§ **DATASET**:
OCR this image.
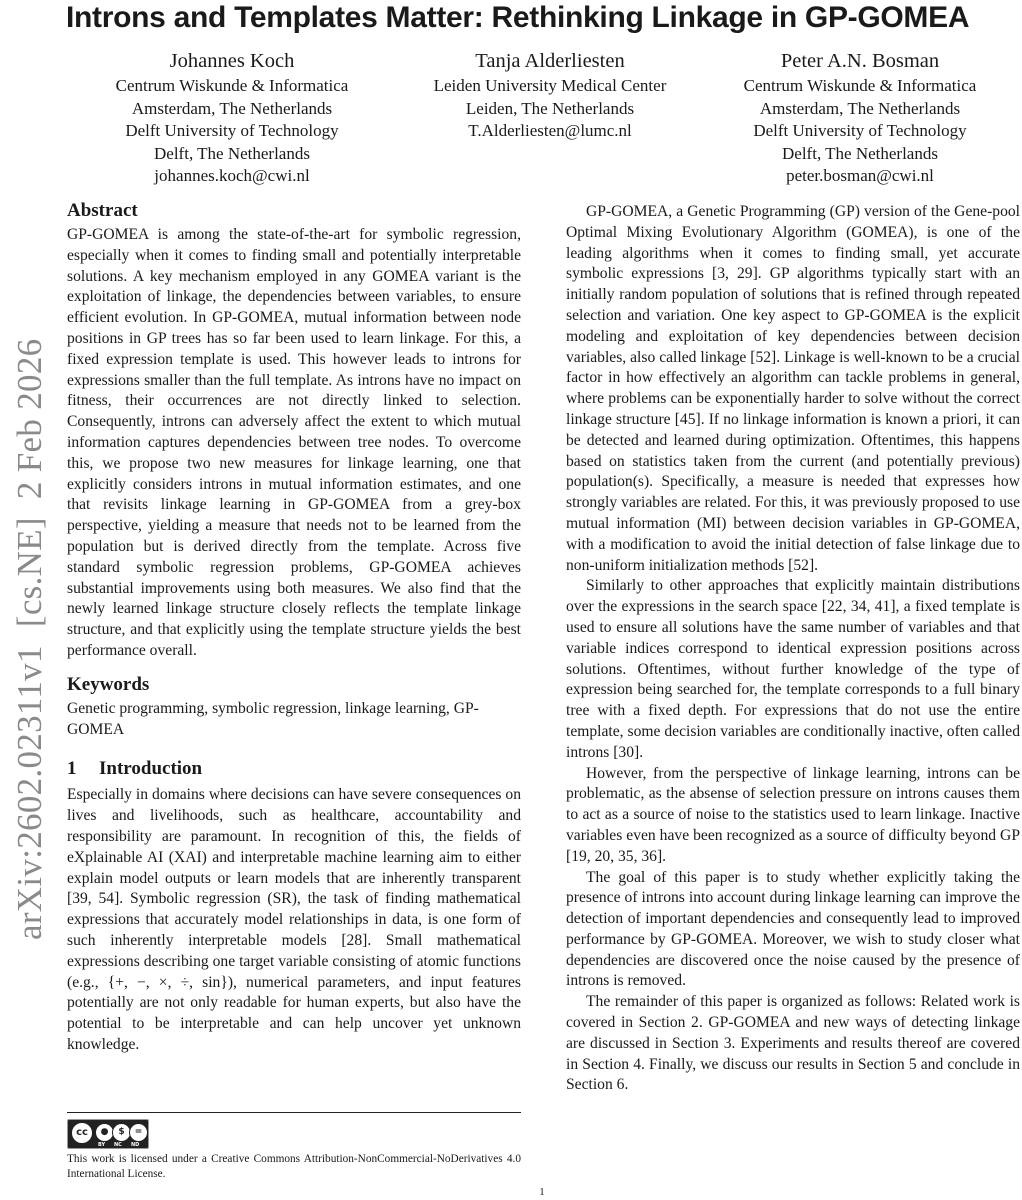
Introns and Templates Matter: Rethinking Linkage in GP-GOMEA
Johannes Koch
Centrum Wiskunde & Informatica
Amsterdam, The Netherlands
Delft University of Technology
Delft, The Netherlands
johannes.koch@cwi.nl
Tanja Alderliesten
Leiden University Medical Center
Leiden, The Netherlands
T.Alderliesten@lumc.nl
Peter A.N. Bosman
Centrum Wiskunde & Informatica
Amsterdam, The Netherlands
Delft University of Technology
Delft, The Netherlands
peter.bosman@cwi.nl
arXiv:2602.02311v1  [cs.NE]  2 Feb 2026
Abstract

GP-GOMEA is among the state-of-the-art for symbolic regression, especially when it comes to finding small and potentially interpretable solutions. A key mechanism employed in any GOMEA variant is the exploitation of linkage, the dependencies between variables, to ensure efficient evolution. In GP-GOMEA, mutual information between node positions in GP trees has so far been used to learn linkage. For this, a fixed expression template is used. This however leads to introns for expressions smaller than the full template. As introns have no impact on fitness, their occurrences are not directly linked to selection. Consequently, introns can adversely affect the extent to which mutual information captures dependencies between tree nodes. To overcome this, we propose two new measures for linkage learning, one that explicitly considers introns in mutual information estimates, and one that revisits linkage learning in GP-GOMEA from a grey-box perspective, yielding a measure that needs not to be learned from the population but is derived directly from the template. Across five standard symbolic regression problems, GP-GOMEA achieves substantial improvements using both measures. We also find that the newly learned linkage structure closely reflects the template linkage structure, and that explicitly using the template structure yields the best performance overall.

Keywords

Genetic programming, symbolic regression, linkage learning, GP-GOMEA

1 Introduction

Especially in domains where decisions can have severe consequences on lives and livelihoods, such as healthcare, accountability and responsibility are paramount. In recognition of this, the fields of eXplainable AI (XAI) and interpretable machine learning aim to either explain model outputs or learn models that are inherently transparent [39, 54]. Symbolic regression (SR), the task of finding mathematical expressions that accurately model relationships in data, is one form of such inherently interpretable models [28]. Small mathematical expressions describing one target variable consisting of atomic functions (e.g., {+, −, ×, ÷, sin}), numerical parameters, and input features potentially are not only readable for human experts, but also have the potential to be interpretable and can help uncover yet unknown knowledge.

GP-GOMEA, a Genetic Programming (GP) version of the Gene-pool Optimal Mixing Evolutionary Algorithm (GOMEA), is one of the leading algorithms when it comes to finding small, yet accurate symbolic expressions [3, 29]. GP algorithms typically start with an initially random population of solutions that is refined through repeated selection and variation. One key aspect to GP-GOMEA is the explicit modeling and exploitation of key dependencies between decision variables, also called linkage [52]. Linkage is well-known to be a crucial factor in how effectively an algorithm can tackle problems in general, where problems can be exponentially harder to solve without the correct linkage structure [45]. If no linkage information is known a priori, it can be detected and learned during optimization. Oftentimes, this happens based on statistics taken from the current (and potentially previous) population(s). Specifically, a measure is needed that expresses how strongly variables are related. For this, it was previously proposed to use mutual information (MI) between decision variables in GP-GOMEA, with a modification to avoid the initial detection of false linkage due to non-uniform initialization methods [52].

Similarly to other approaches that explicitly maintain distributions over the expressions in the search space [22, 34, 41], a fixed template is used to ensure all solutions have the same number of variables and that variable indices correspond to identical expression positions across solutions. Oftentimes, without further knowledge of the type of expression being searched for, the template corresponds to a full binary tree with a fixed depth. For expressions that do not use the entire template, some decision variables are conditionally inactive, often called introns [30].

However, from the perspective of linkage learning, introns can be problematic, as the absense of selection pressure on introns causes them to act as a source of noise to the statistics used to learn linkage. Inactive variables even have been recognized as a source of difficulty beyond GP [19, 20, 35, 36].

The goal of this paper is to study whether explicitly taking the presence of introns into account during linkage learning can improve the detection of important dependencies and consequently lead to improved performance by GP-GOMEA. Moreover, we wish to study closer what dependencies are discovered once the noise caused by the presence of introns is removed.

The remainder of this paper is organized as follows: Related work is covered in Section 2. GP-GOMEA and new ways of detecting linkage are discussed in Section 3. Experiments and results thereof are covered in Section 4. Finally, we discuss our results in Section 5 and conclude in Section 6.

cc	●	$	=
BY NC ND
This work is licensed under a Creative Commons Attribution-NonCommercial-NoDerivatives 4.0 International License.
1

==

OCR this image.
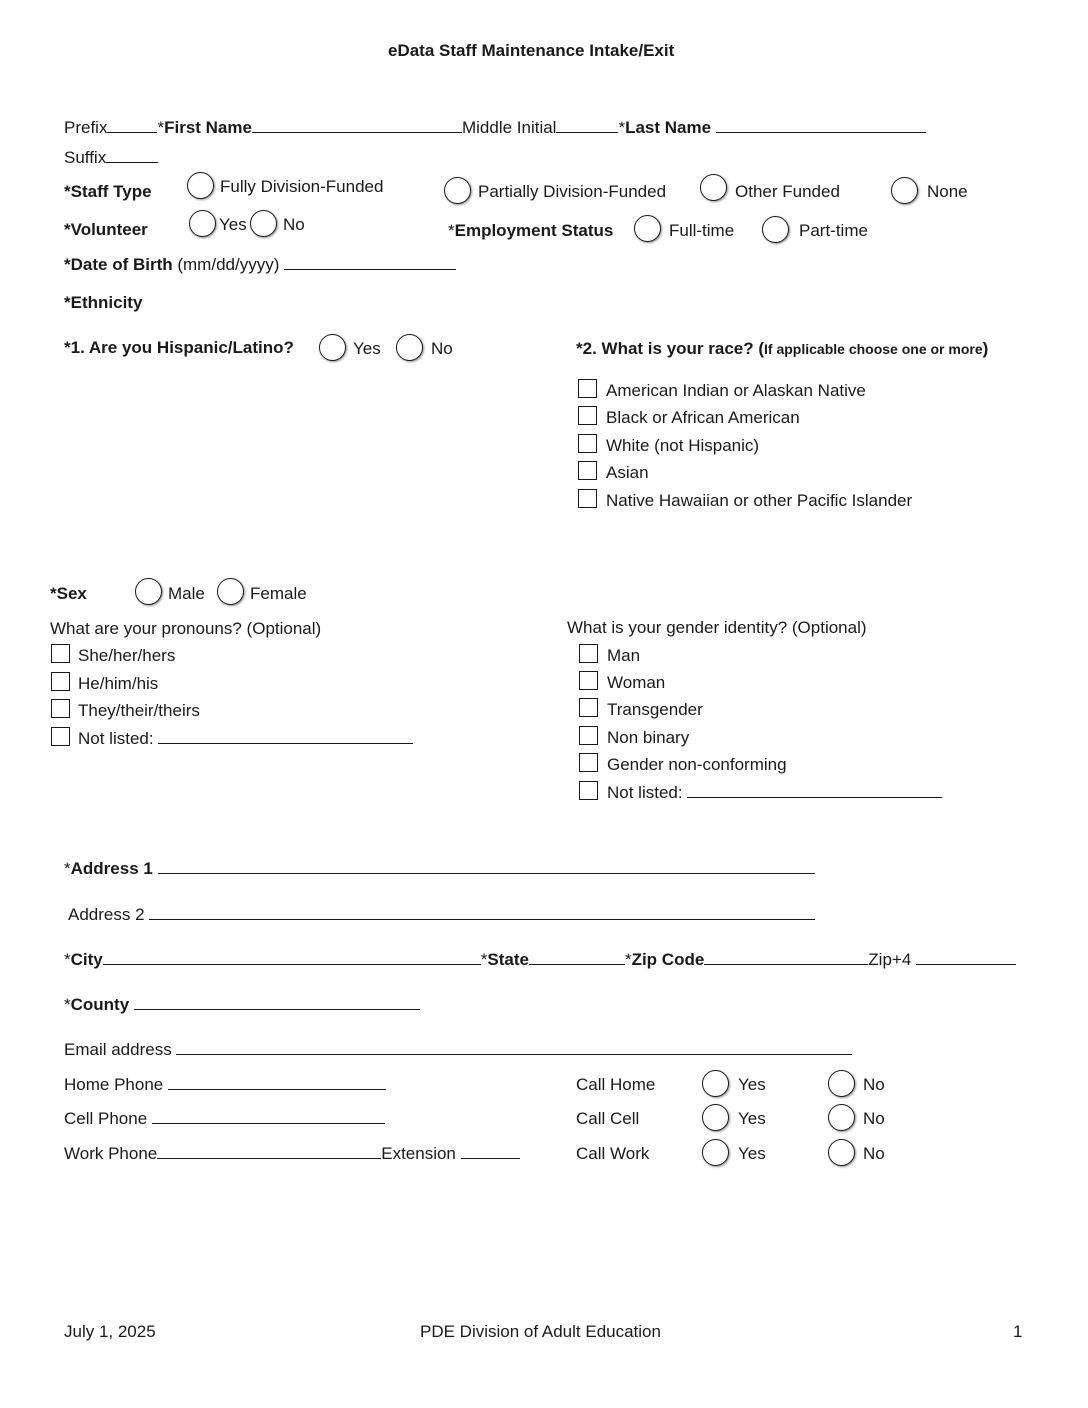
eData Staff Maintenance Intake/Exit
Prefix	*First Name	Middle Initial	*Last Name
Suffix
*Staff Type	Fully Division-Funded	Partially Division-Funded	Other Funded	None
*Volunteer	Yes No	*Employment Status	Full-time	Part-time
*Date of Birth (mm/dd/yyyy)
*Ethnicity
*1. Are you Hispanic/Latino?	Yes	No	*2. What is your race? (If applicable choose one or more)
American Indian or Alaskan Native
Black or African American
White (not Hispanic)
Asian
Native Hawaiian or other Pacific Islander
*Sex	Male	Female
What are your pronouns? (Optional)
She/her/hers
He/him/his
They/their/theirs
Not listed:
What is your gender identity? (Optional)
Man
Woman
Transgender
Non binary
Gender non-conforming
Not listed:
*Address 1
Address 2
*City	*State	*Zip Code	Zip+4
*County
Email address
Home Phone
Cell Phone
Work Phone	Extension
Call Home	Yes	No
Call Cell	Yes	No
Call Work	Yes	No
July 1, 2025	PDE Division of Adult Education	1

§ **TO BE DONE**:
Wherever the word "Native" occurs in a line of the listing, copy that line.

§ **FINAL ANSWER**:
American Indian or Alaskan Native
Native Hawaiian or other Pacific Islander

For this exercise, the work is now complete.